§ SET PROBLEM
Counting only lines that hold "color", give the total and nothing more.

[Data entries for graphics]
--- Begin ---
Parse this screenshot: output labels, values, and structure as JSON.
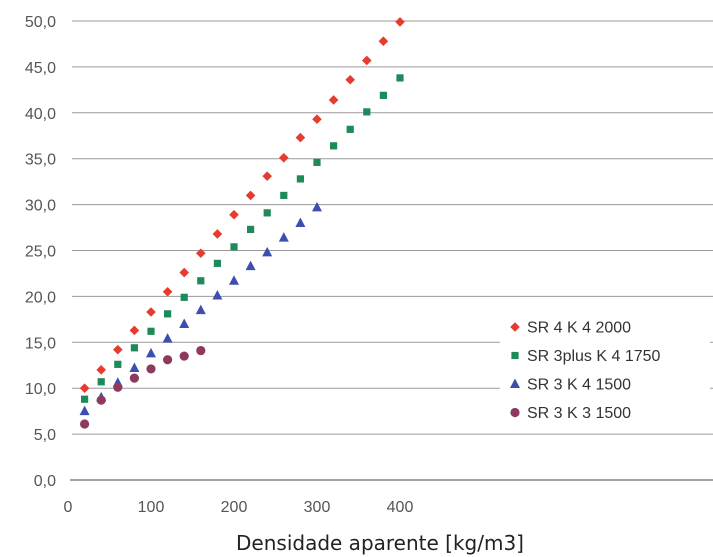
{
  "chart_data": {
    "type": "scatter",
    "title": "",
    "xlabel": "Densidade aparente [kg/m3]",
    "ylabel": "",
    "xlim": [
      0,
      450
    ],
    "ylim": [
      0,
      50
    ],
    "x_ticks": [
      "0",
      "100",
      "200",
      "300",
      "400"
    ],
    "y_ticks": [
      "0,0",
      "5,0",
      "10,0",
      "15,0",
      "20,0",
      "25,0",
      "30,0",
      "35,0",
      "40,0",
      "45,0",
      "50,0"
    ],
    "grid": "horizontal",
    "legend_position": "bottom-right",
    "series": [
      {
        "name": "SR 4 K 4 2000",
        "marker": "diamond",
        "color": "#e63b2e",
        "x": [
          20,
          40,
          60,
          80,
          100,
          120,
          140,
          160,
          180,
          200,
          220,
          240,
          260,
          280,
          300,
          320,
          340,
          360,
          380,
          400
        ],
        "y": [
          10.0,
          12.0,
          14.2,
          16.3,
          18.3,
          20.5,
          22.6,
          24.7,
          26.8,
          28.9,
          31.0,
          33.1,
          35.1,
          37.3,
          39.3,
          41.4,
          43.6,
          45.7,
          47.8,
          49.9
        ]
      },
      {
        "name": "SR 3plus K 4 1750",
        "marker": "square",
        "color": "#1e8a5a",
        "x": [
          20,
          40,
          60,
          80,
          100,
          120,
          140,
          160,
          180,
          200,
          220,
          240,
          260,
          280,
          300,
          320,
          340,
          360,
          380,
          400
        ],
        "y": [
          8.8,
          10.7,
          12.6,
          14.4,
          16.2,
          18.1,
          19.9,
          21.7,
          23.6,
          25.4,
          27.3,
          29.1,
          31.0,
          32.8,
          34.6,
          36.4,
          38.2,
          40.1,
          41.9,
          43.8
        ]
      },
      {
        "name": "SR 3 K 4 1500",
        "marker": "triangle",
        "color": "#3c4fb0",
        "x": [
          20,
          40,
          60,
          80,
          100,
          120,
          140,
          160,
          180,
          200,
          220,
          240,
          260,
          280,
          300
        ],
        "y": [
          7.5,
          9.0,
          10.6,
          12.2,
          13.8,
          15.4,
          17.0,
          18.5,
          20.1,
          21.7,
          23.3,
          24.8,
          26.4,
          28.0,
          29.7
        ]
      },
      {
        "name": "SR 3 K 3 1500",
        "marker": "circle",
        "color": "#8e3a5e",
        "x": [
          20,
          40,
          60,
          80,
          100,
          120,
          140,
          160
        ],
        "y": [
          6.1,
          8.7,
          10.1,
          11.1,
          12.1,
          13.1,
          13.5,
          14.1
        ]
      }
    ]
  }
}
--- End ---
§ RESULT BELOW
4